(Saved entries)
>>>

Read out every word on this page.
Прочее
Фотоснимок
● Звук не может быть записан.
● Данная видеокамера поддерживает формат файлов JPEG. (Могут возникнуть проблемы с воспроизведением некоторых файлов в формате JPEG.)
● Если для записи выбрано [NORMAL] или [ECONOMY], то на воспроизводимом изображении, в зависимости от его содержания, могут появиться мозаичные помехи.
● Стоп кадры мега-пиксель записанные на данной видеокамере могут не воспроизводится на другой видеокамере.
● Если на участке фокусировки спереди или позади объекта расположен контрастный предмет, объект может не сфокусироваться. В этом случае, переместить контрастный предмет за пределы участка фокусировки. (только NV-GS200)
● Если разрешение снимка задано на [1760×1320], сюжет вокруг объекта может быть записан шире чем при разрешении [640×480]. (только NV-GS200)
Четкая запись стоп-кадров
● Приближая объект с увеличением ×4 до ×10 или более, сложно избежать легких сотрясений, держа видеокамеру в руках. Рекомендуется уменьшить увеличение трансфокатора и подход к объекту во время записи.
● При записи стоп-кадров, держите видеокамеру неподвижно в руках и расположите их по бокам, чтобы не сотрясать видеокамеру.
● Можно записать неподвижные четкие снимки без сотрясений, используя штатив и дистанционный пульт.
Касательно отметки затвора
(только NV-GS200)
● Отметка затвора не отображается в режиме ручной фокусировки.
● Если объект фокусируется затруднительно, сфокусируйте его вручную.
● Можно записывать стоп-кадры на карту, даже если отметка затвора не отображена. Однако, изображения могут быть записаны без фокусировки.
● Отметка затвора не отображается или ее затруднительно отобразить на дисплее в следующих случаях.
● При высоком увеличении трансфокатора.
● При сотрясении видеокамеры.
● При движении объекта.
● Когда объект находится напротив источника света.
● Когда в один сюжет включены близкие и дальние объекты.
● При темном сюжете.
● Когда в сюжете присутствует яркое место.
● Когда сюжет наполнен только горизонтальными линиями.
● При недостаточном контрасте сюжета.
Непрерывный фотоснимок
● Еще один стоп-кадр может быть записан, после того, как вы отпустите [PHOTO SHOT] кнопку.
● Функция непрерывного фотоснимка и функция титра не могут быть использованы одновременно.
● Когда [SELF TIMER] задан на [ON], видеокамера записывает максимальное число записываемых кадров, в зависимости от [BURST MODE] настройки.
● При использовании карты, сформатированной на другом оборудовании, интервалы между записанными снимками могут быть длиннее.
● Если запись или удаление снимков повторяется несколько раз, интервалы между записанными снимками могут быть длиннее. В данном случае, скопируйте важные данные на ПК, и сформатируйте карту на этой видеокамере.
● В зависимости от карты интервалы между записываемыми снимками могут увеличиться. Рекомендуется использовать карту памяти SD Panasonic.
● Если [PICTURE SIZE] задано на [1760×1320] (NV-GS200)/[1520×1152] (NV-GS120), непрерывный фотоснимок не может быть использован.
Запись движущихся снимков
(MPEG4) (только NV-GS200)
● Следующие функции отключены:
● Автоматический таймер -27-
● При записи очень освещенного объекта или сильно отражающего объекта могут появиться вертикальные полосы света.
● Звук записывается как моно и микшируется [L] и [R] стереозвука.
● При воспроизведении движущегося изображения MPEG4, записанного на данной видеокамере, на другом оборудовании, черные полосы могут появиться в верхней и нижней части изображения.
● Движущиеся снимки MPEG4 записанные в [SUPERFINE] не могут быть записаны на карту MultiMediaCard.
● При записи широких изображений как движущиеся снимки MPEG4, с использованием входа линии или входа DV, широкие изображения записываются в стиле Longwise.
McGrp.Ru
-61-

<<<

Short problem:
Identify every line holding the word "затруднительно" and copy it out.

Task answer:
● Если объект фокусируется затруднительно, сфокусируйте его вручную.
● Отметка затвора не отображается или ее затруднительно отобразить на дисплее в следующих случаях.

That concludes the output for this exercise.